* **Prompt**: Reproduce every entry below precisely. Pictures are excluded from the copy.

* **Data in this exercise**:
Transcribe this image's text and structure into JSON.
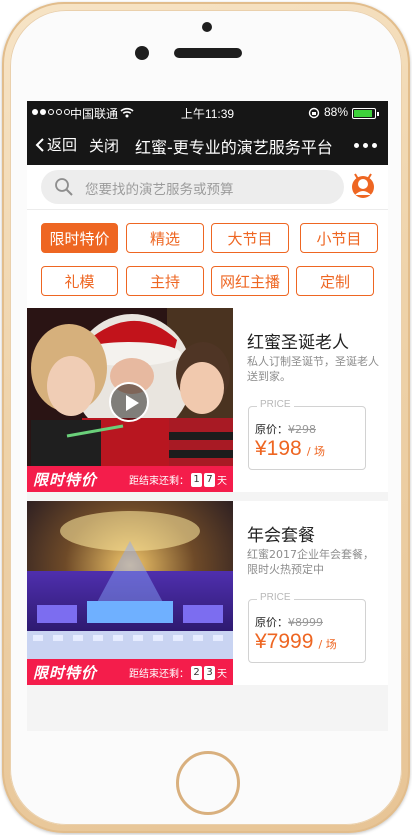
{
  "status_bar": {
    "carrier": "中国联通",
    "time": "上午11:39",
    "battery": "88%"
  },
  "nav": {
    "back_label": "返回",
    "close_label": "关闭",
    "title": "红蜜-更专业的演艺服务平台"
  },
  "search": {
    "placeholder": "您要找的演艺服务或预算"
  },
  "categories": [
    "限时特价",
    "精选",
    "大节目",
    "小节目",
    "礼模",
    "主持",
    "网红主播",
    "定制"
  ],
  "active_category": "限时特价",
  "colors": {
    "accent": "#ee6622",
    "sale_bar": "#f41d4b",
    "nav_bg": "#161616"
  },
  "products": [
    {
      "title": "红蜜圣诞老人",
      "description": "私人订制圣诞节，圣诞老人送到家。",
      "price_tag": "PRICE",
      "original_label": "原价：",
      "original_price": "¥298",
      "price": "¥198",
      "unit": "/ 场",
      "sale_label": "限时特价",
      "countdown_label": "距结束还剩：",
      "countdown_digits": [
        "1",
        "7"
      ],
      "countdown_unit": "天"
    },
    {
      "title": "年会套餐",
      "description": "红蜜2017企业年会套餐，限时火热预定中",
      "price_tag": "PRICE",
      "original_label": "原价：",
      "original_price": "¥8999",
      "price": "¥7999",
      "unit": "/ 场",
      "sale_label": "限时特价",
      "countdown_label": "距结束还剩：",
      "countdown_digits": [
        "2",
        "3"
      ],
      "countdown_unit": "天"
    }
  ]
}
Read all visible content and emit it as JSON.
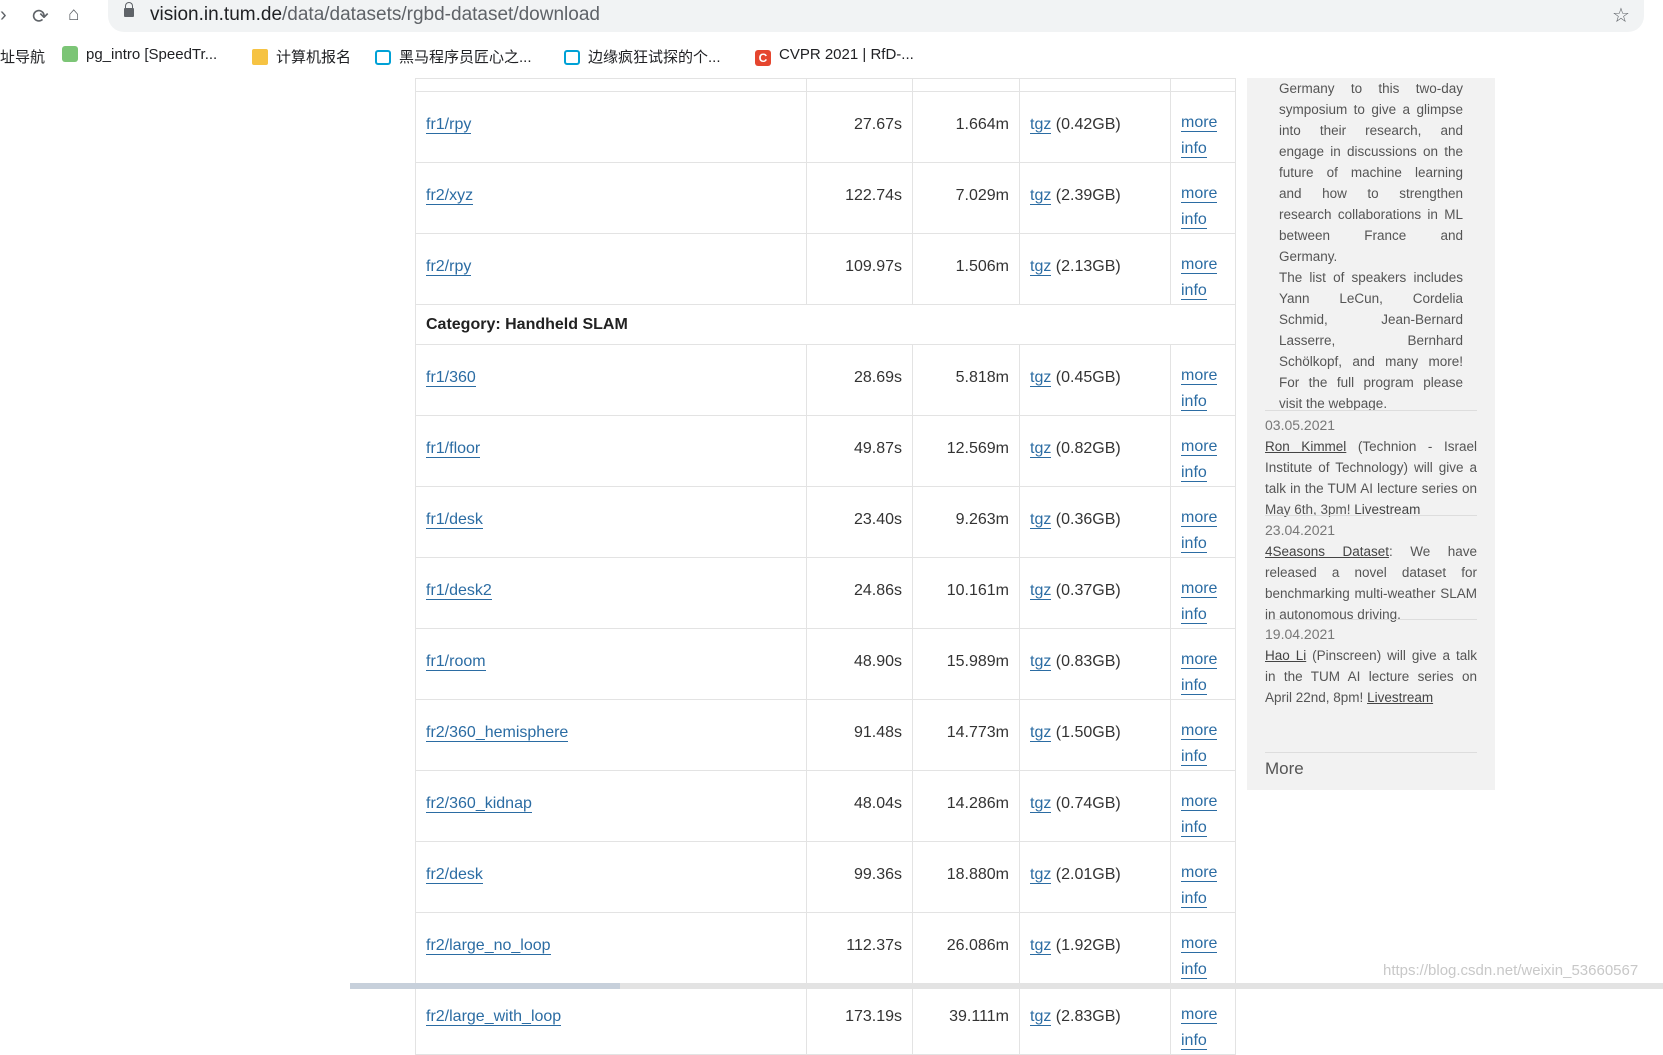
{
  "browser": {
    "url_host": "vision.in.tum.de",
    "url_path": "/data/datasets/rgbd-dataset/download"
  },
  "bookmarks": [
    {
      "label": "址导航"
    },
    {
      "label": "pg_intro [SpeedTr..."
    },
    {
      "label": "计算机报名"
    },
    {
      "label": "黑马程序员匠心之..."
    },
    {
      "label": "边缘疯狂试探的个..."
    },
    {
      "label": "CVPR 2021 | RfD-..."
    }
  ],
  "table": {
    "rows_before": [
      {
        "name": "fr1/rpy",
        "duration": "27.67s",
        "length": "1.664m",
        "tgz": "tgz",
        "size": "(0.42GB)",
        "more": "more",
        "info": "info"
      },
      {
        "name": "fr2/xyz",
        "duration": "122.74s",
        "length": "7.029m",
        "tgz": "tgz",
        "size": "(2.39GB)",
        "more": "more",
        "info": "info"
      },
      {
        "name": "fr2/rpy",
        "duration": "109.97s",
        "length": "1.506m",
        "tgz": "tgz",
        "size": "(2.13GB)",
        "more": "more",
        "info": "info"
      }
    ],
    "category": "Category: Handheld SLAM",
    "rows_after": [
      {
        "name": "fr1/360",
        "duration": "28.69s",
        "length": "5.818m",
        "tgz": "tgz",
        "size": "(0.45GB)",
        "more": "more",
        "info": "info"
      },
      {
        "name": "fr1/floor",
        "duration": "49.87s",
        "length": "12.569m",
        "tgz": "tgz",
        "size": "(0.82GB)",
        "more": "more",
        "info": "info"
      },
      {
        "name": "fr1/desk",
        "duration": "23.40s",
        "length": "9.263m",
        "tgz": "tgz",
        "size": "(0.36GB)",
        "more": "more",
        "info": "info"
      },
      {
        "name": "fr1/desk2",
        "duration": "24.86s",
        "length": "10.161m",
        "tgz": "tgz",
        "size": "(0.37GB)",
        "more": "more",
        "info": "info"
      },
      {
        "name": "fr1/room",
        "duration": "48.90s",
        "length": "15.989m",
        "tgz": "tgz",
        "size": "(0.83GB)",
        "more": "more",
        "info": "info"
      },
      {
        "name": "fr2/360_hemisphere",
        "duration": "91.48s",
        "length": "14.773m",
        "tgz": "tgz",
        "size": "(1.50GB)",
        "more": "more",
        "info": "info"
      },
      {
        "name": "fr2/360_kidnap",
        "duration": "48.04s",
        "length": "14.286m",
        "tgz": "tgz",
        "size": "(0.74GB)",
        "more": "more",
        "info": "info"
      },
      {
        "name": "fr2/desk",
        "duration": "99.36s",
        "length": "18.880m",
        "tgz": "tgz",
        "size": "(2.01GB)",
        "more": "more",
        "info": "info"
      },
      {
        "name": "fr2/large_no_loop",
        "duration": "112.37s",
        "length": "26.086m",
        "tgz": "tgz",
        "size": "(1.92GB)",
        "more": "more",
        "info": "info"
      },
      {
        "name": "fr2/large_with_loop",
        "duration": "173.19s",
        "length": "39.111m",
        "tgz": "tgz",
        "size": "(2.83GB)",
        "more": "more",
        "info": "info"
      }
    ]
  },
  "sidebar": {
    "intro_lines": [
      "Germany to this two-day",
      "symposium to give a glimpse",
      "into their research, and",
      "engage in discussions on the",
      "future of machine learning",
      "and how to strengthen",
      "research collaborations in ML",
      "between France and",
      "Germany.",
      "The list of speakers includes",
      "Yann LeCun, Cordelia",
      "Schmid, Jean-Bernard",
      "Lasserre, Bernhard",
      "Schölkopf, and many more!",
      "For the full program please",
      "visit the webpage."
    ],
    "news": [
      {
        "date": "03.05.2021",
        "link": "Ron Kimmel",
        "text": " (Technion - Israel Institute of Technology) will give a talk in the TUM AI lecture series on May 6th, 3pm! ",
        "link2": "Livestream"
      },
      {
        "date": "23.04.2021",
        "link": "4Seasons Dataset",
        "text": ": We have released a novel dataset for benchmarking multi-weather SLAM in autonomous driving.",
        "link2": ""
      },
      {
        "date": "19.04.2021",
        "link": "Hao Li",
        "text": " (Pinscreen) will give a talk in the TUM AI lecture series on April 22nd, 8pm! ",
        "link2": "Livestream"
      }
    ],
    "more_label": "More"
  },
  "watermark": "https://blog.csdn.net/weixin_53660567"
}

* **Answer to this problem**:
Transcribe this image's text and structure into JSON.
{
  "status_bar": {
    "carrier": "中国联通",
    "time": "上午11:39",
    "battery": "88%"
  },
  "nav": {
    "back_label": "返回",
    "close_label": "关闭",
    "title": "红蜜-更专业的演艺服务平台"
  },
  "search": {
    "placeholder": "您要找的演艺服务或预算"
  },
  "categories": [
    "限时特价",
    "精选",
    "大节目",
    "小节目",
    "礼模",
    "主持",
    "网红主播",
    "定制"
  ],
  "active_category": "限时特价",
  "colors": {
    "accent": "#ee6622",
    "sale_bar": "#f41d4b",
    "nav_bg": "#161616"
  },
  "products": [
    {
      "title": "红蜜圣诞老人",
      "description": "私人订制圣诞节，圣诞老人送到家。",
      "price_tag": "PRICE",
      "original_label": "原价：",
      "original_price": "¥298",
      "price": "¥198",
      "unit": "/ 场",
      "sale_label": "限时特价",
      "countdown_label": "距结束还剩：",
      "countdown_digits": [
        "1",
        "7"
      ],
      "countdown_unit": "天"
    },
    {
      "title": "年会套餐",
      "description": "红蜜2017企业年会套餐，限时火热预定中",
      "price_tag": "PRICE",
      "original_label": "原价：",
      "original_price": "¥8999",
      "price": "¥7999",
      "unit": "/ 场",
      "sale_label": "限时特价",
      "countdown_label": "距结束还剩：",
      "countdown_digits": [
        "2",
        "3"
      ],
      "countdown_unit": "天"
    }
  ]
}
Read all visible content and emit it as JSON.
{
  "browser": {
    "url_host": "vision.in.tum.de",
    "url_path": "/data/datasets/rgbd-dataset/download"
  },
  "bookmarks": [
    {
      "label": "址导航"
    },
    {
      "label": "pg_intro [SpeedTr..."
    },
    {
      "label": "计算机报名"
    },
    {
      "label": "黑马程序员匠心之..."
    },
    {
      "label": "边缘疯狂试探的个..."
    },
    {
      "label": "CVPR 2021 | RfD-..."
    }
  ],
  "table": {
    "rows_before": [
      {
        "name": "fr1/rpy",
        "duration": "27.67s",
        "length": "1.664m",
        "tgz": "tgz",
        "size": "(0.42GB)",
        "more": "more",
        "info": "info"
      },
      {
        "name": "fr2/xyz",
        "duration": "122.74s",
        "length": "7.029m",
        "tgz": "tgz",
        "size": "(2.39GB)",
        "more": "more",
        "info": "info"
      },
      {
        "name": "fr2/rpy",
        "duration": "109.97s",
        "length": "1.506m",
        "tgz": "tgz",
        "size": "(2.13GB)",
        "more": "more",
        "info": "info"
      }
    ],
    "category": "Category: Handheld SLAM",
    "rows_after": [
      {
        "name": "fr1/360",
        "duration": "28.69s",
        "length": "5.818m",
        "tgz": "tgz",
        "size": "(0.45GB)",
        "more": "more",
        "info": "info"
      },
      {
        "name": "fr1/floor",
        "duration": "49.87s",
        "length": "12.569m",
        "tgz": "tgz",
        "size": "(0.82GB)",
        "more": "more",
        "info": "info"
      },
      {
        "name": "fr1/desk",
        "duration": "23.40s",
        "length": "9.263m",
        "tgz": "tgz",
        "size": "(0.36GB)",
        "more": "more",
        "info": "info"
      },
      {
        "name": "fr1/desk2",
        "duration": "24.86s",
        "length": "10.161m",
        "tgz": "tgz",
        "size": "(0.37GB)",
        "more": "more",
        "info": "info"
      },
      {
        "name": "fr1/room",
        "duration": "48.90s",
        "length": "15.989m",
        "tgz": "tgz",
        "size": "(0.83GB)",
        "more": "more",
        "info": "info"
      },
      {
        "name": "fr2/360_hemisphere",
        "duration": "91.48s",
        "length": "14.773m",
        "tgz": "tgz",
        "size": "(1.50GB)",
        "more": "more",
        "info": "info"
      },
      {
        "name": "fr2/360_kidnap",
        "duration": "48.04s",
        "length": "14.286m",
        "tgz": "tgz",
        "size": "(0.74GB)",
        "more": "more",
        "info": "info"
      },
      {
        "name": "fr2/desk",
        "duration": "99.36s",
        "length": "18.880m",
        "tgz": "tgz",
        "size": "(2.01GB)",
        "more": "more",
        "info": "info"
      },
      {
        "name": "fr2/large_no_loop",
        "duration": "112.37s",
        "length": "26.086m",
        "tgz": "tgz",
        "size": "(1.92GB)",
        "more": "more",
        "info": "info"
      },
      {
        "name": "fr2/large_with_loop",
        "duration": "173.19s",
        "length": "39.111m",
        "tgz": "tgz",
        "size": "(2.83GB)",
        "more": "more",
        "info": "info"
      }
    ]
  },
  "sidebar": {
    "intro_lines": [
      "Germany to this two-day",
      "symposium to give a glimpse",
      "into their research, and",
      "engage in discussions on the",
      "future of machine learning",
      "and how to strengthen",
      "research collaborations in ML",
      "between France and",
      "Germany.",
      "The list of speakers includes",
      "Yann LeCun, Cordelia",
      "Schmid, Jean-Bernard",
      "Lasserre, Bernhard",
      "Schölkopf, and many more!",
      "For the full program please",
      "visit the webpage."
    ],
    "news": [
      {
        "date": "03.05.2021",
        "link": "Ron Kimmel",
        "text": " (Technion - Israel Institute of Technology) will give a talk in the TUM AI lecture series on May 6th, 3pm! ",
        "link2": "Livestream"
      },
      {
        "date": "23.04.2021",
        "link": "4Seasons Dataset",
        "text": ": We have released a novel dataset for benchmarking multi-weather SLAM in autonomous driving.",
        "link2": ""
      },
      {
        "date": "19.04.2021",
        "link": "Hao Li",
        "text": " (Pinscreen) will give a talk in the TUM AI lecture series on April 22nd, 8pm! ",
        "link2": "Livestream"
      }
    ],
    "more_label": "More"
  },
  "watermark": "https://blog.csdn.net/weixin_53660567"
}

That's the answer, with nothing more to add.